**** AVAILABLE DATA ****

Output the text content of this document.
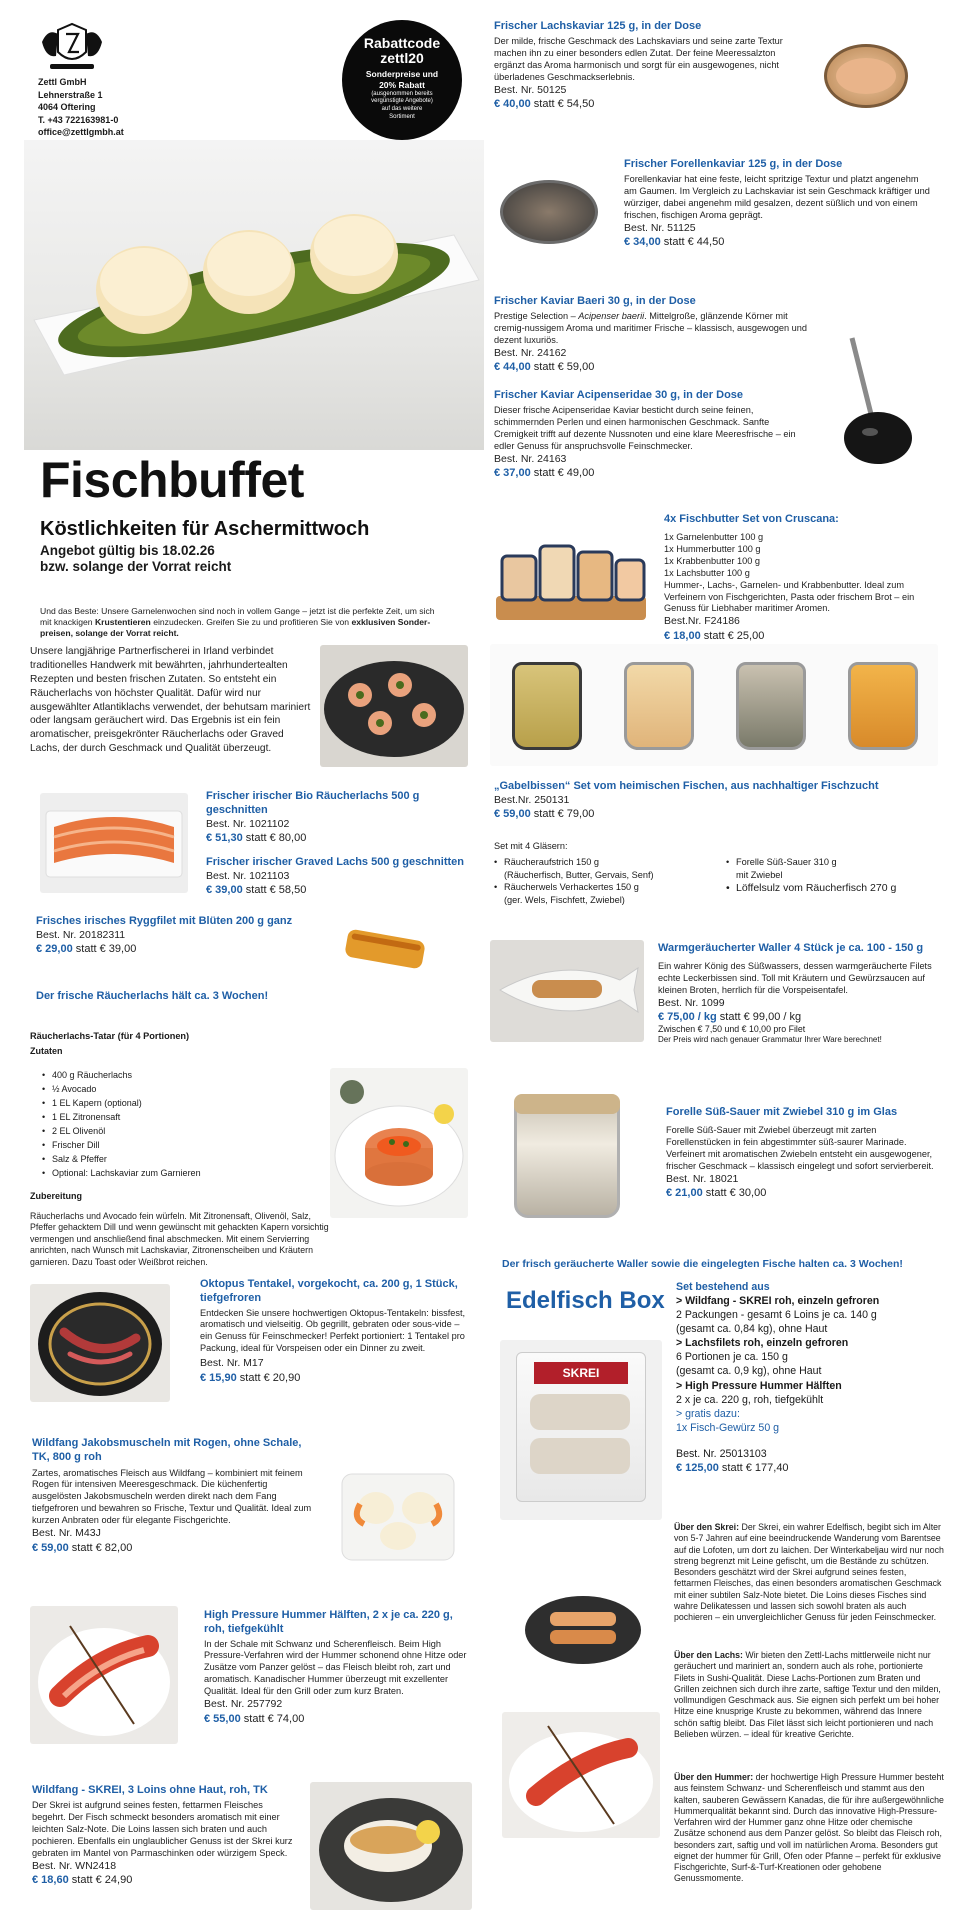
Zettl GmbH
Lehnerstraße 1
4064 Oftering
T. +43 722163981-0
office@zettlgmbh.at
Rabattcode
zettl20
Sonderpreise und
20% Rabatt
(ausgenommen bereits
vergünstigte Angebote)
auf das weitere
Sortiment
Fischbuffet
Köstlichkeiten für Aschermittwoch
Angebot gültig bis 18.02.26
bzw. solange der Vorrat reicht
Und das Beste: Unsere Garnelenwochen sind noch in vollem Gange – jetzt ist die perfekte Zeit, um sich
mit knackigen Krustentieren einzudecken. Greifen Sie zu und profitieren Sie von exklusiven Sonder-
preisen, solange der Vorrat reicht.
Unsere langjährige Partnerfischerei in Irland verbindet traditionelles Handwerk mit bewährten, jahrhundertealten Rezepten und besten frischen Zutaten. So entsteht ein Räucherlachs von höchster Qualität. Dafür wird nur ausgewählter Atlantiklachs verwendet, der behutsam mariniert oder langsam geräuchert wird. Das Ergebnis ist ein fein aromatischer, preisgekrönter Räucherlachs oder Graved Lachs, der durch Geschmack und Qualität überzeugt.
Frischer irischer Bio Räucherlachs 500 g geschnitten
Best. Nr. 1021102
€ 51,30 statt € 80,00
Frischer irischer Graved Lachs 500 g geschnitten
Best. Nr. 1021103
€ 39,00 statt € 58,50
Frisches irisches Ryggfilet mit Blüten 200 g ganz
Best. Nr. 20182311
€ 29,00 statt € 39,00
Der frische Räucherlachs hält ca. 3 Wochen!
Räucherlachs-Tatar (für 4 Portionen)
Zutaten
• 400 g Räucherlachs
• ½ Avocado
• 1 EL Kapern (optional)
• 1 EL Zitronensaft
• 2 EL Olivenöl
• Frischer Dill
• Salz & Pfeffer
• Optional: Lachskaviar zum Garnieren
Zubereitung
Räucherlachs und Avocado fein würfeln. Mit Zitronensaft, Olivenöl, Salz, Pfeffer gehacktem Dill und wenn gewünscht mit gehackten Kapern vorsichtig vermengen und anschließend final abschmecken. Mit einem Servierring anrichten, nach Wunsch mit Lachskaviar, Zitronenscheiben und Kräutern garnieren. Dazu Toast oder Weißbrot reichen.
Oktopus Tentakel, vorgekocht, ca. 200 g, 1 Stück, tiefgefroren
Entdecken Sie unsere hochwertigen Oktopus-Tentakeln: bissfest, aromatisch und vielseitig. Ob gegrillt, gebraten oder sous-vide – ein Genuss für Feinschmecker! Perfekt portioniert: 1 Tentakel pro Packung, ideal für Vorspeisen oder ein Dinner zu zweit.
Best. Nr. M17
€ 15,90 statt € 20,90
Wildfang Jakobsmuscheln mit Rogen, ohne Schale, TK, 800 g roh
Zartes, aromatisches Fleisch aus Wildfang – kombiniert mit feinem Rogen für intensiven Meeresgeschmack. Die küchenfertig ausgelösten Jakobsmuscheln werden direkt nach dem Fang tiefgefroren und bewahren so Frische, Textur und Qualität. Ideal zum kurzen Anbraten oder für elegante Fischgerichte.
Best. Nr. M43J
€ 59,00 statt € 82,00
High Pressure Hummer Hälften, 2 x je ca. 220 g, roh, tiefgekühlt
In der Schale mit Schwanz und Scherenfleisch. Beim High Pressure-Verfahren wird der Hummer schonend ohne Hitze oder Zusätze vom Panzer gelöst – das Fleisch bleibt roh, zart und aromatisch. Kanadischer Hummer überzeugt mit exzellenter Qualität. Ideal für den Grill oder zum kurz Braten.
Best. Nr. 257792
€ 55,00 statt € 74,00
Wildfang - SKREI, 3 Loins ohne Haut, roh, TK
Der Skrei ist aufgrund seines festen, fettarmen Fleisches begehrt. Der Fisch schmeckt besonders aromatisch mit einer leichten Salz-Note. Die Loins lassen sich braten und auch pochieren. Ebenfalls ein unglaublicher Genuss ist der Skrei kurz gebraten im Mantel von Parmaschinken oder würzigem Speck.
Best. Nr. WN2418
€ 18,60 statt € 24,90
Frischer Lachskaviar 125 g, in der Dose
Der milde, frische Geschmack des Lachskaviars und seine zarte Textur machen ihn zu einer besonders edlen Zutat. Der feine Meeressalzton ergänzt das Aroma harmonisch und sorgt für ein ausgewogenes, nicht überladenes Geschmackserlebnis.
Best. Nr. 50125
€ 40,00 statt € 54,50
Frischer Forellenkaviar 125 g, in der Dose
Forellenkaviar hat eine feste, leicht spritzige Textur und platzt angenehm am Gaumen. Im Vergleich zu Lachskaviar ist sein Geschmack kräftiger und würziger, dabei angenehm mild gesalzen, dezent süßlich und von einem frischen, fischigen Aroma geprägt.
Best. Nr. 51125
€ 34,00 statt € 44,50
Frischer Kaviar Baeri 30 g, in der Dose
Prestige Selection – Acipenser baerii. Mittelgroße, glänzende Körner mit cremig-nussigem Aroma und maritimer Frische – klassisch, ausgewogen und dezent luxuriös.
Best. Nr. 24162
€ 44,00 statt € 59,00
Frischer Kaviar Acipenseridae 30 g, in der Dose
Dieser frische Acipenseridae Kaviar besticht durch seine feinen, schimmernden Perlen und einen harmonischen Geschmack. Sanfte Cremigkeit trifft auf dezente Nussnoten und eine klare Meeresfrische – ein edler Genuss für anspruchsvolle Feinschmecker.
Best. Nr. 24163
€ 37,00 statt € 49,00
4x Fischbutter Set von Cruscana:
1x Garnelenbutter 100 g
1x Hummerbutter 100 g
1x Krabbenbutter 100 g
1x Lachsbutter 100 g
Hummer-, Lachs-, Garnelen- und Krabbenbutter. Ideal zum Verfeinern von Fischgerichten, Pasta oder frischem Brot – ein Genuss für Liebhaber maritimer Aromen.
Best.Nr. F24186
€ 18,00 statt € 25,00
„Gabelbissen“ Set vom heimischen Fischen, aus nachhaltiger Fischzucht
Best.Nr. 250131
€ 59,00 statt € 79,00
Set mit 4 Gläsern:
• Räucheraufstrich 150 g
(Räucherfisch, Butter, Gervais, Senf)
• Räucherwels Verhackertes 150 g
(ger. Wels, Fischfett, Zwiebel)
• Forelle Süß-Sauer 310 g
mit Zwiebel
• Löffelsulz vom Räucherfisch 270 g
Warmgeräucherter Waller 4 Stück je ca. 100 - 150 g
Ein wahrer König des Süßwassers, dessen warmgeräucherte Filets echte Leckerbissen sind. Toll mit Kräutern und Gewürzsaucen auf kleinen Broten, herrlich für die Vorspeisentafel.
Best. Nr. 1099
€ 75,00 / kg statt € 99,00 / kg
Zwischen € 7,50 und € 10,00 pro Filet
Der Preis wird nach genauer Grammatur Ihrer Ware berechnet!
Forelle Süß-Sauer mit Zwiebel 310 g im Glas
Forelle Süß-Sauer mit Zwiebel überzeugt mit zarten Forellenstücken in fein abgestimmter süß-saurer Marinade. Verfeinert mit aromatischen Zwiebeln entsteht ein ausgewogener, frischer Geschmack – klassisch eingelegt und sofort servierbereit.
Best. Nr. 18021
€ 21,00 statt € 30,00
Der frisch geräucherte Waller sowie die eingelegten Fische halten ca. 3 Wochen!
Edelfisch Box
SKREI
Set bestehend aus
> Wildfang - SKREI roh, einzeln gefroren
2 Packungen - gesamt 6 Loins je ca. 140 g
(gesamt ca. 0,84 kg), ohne Haut
> Lachsfilets roh, einzeln gefroren
6 Portionen je ca. 150 g
(gesamt ca. 0,9 kg), ohne Haut
> High Pressure Hummer Hälften
2 x je ca. 220 g, roh, tiefgekühlt
> gratis dazu:
1x Fisch-Gewürz 50 g
Best. Nr. 25013103
€ 125,00 statt € 177,40
Über den Skrei: Der Skrei, ein wahrer Edelfisch, begibt sich im Alter von 5-7 Jahren auf eine beeindruckende Wanderung vom Barentsee auf die Lofoten, um dort zu laichen. Der Winterkabeljau wird nur noch streng begrenzt mit Leine gefischt, um die Bestände zu schützen. Besonders geschätzt wird der Skrei aufgrund seines festen, fettarmen Fleisches, das einen besonders aromatischen Geschmack mit einer subtilen Salz-Note bietet. Die Loins dieses Fisches sind wahre Delikatessen und lassen sich sowohl braten als auch pochieren – ein unvergleichlicher Genuss für jeden Feinschmecker.
Über den Lachs: Wir bieten den Zettl-Lachs mittlerweile nicht nur geräuchert und mariniert an, sondern auch als rohe, portionierte Filets in Sushi-Qualität. Diese Lachs-Portionen zum Braten und Grillen zeichnen sich durch ihre zarte, saftige Textur und den milden, vollmundigen Geschmack aus. Sie eignen sich perfekt um bei hoher Hitze eine knusprige Kruste zu bekommen, während das Innere schön saftig bleibt. Das Filet lässt sich leicht portionieren und nach Belieben würzen. – ideal für kreative Gerichte.
Über den Hummer: der hochwertige High Pressure Hummer besteht aus feinstem Schwanz- und Scherenfleisch und stammt aus den kalten, sauberen Gewässern Kanadas, die für ihre außergewöhnliche Hummerqualität bekannt sind. Durch das innovative High-Pressure-Verfahren wird der Hummer ganz ohne Hitze oder chemische Zusätze schonend aus dem Panzer gelöst. So bleibt das Fleisch roh, besonders zart, saftig und voll im natürlichen Aroma. Besonders gut eignet der hummer für Grill, Ofen oder Pfanne – perfekt für exklusive Fischgerichte, Surf-&-Turf-Kreationen oder gehobene Genussmomente.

****

TASK INSTRUCTIONS: What lines in the records contain the word "ganz"? Return each one.

ANSWER:
Frisches irisches Ryggfilet mit Blüten 200 g ganz
Über den Hummer: der hochwertige High Pressure Hummer besteht aus feinstem Schwanz- und Scherenfleisch und stammt aus den kalten, sauberen Gewässern Kanadas, die für ihre außergewöhnliche Hummerqualität bekannt sind. Durch das innovative High-Pressure-Verfahren wird der Hummer ganz ohne Hitze oder chemische Zusätze schonend aus dem Panzer gelöst. So bleibt das Fleisch roh, besonders zart, saftig und voll im natürlichen Aroma. Besonders gut eignet der hummer für Grill, Ofen oder Pfanne – perfekt für exklusive Fischgerichte, Surf-&-Turf-Kreationen oder gehobene Genussmomente.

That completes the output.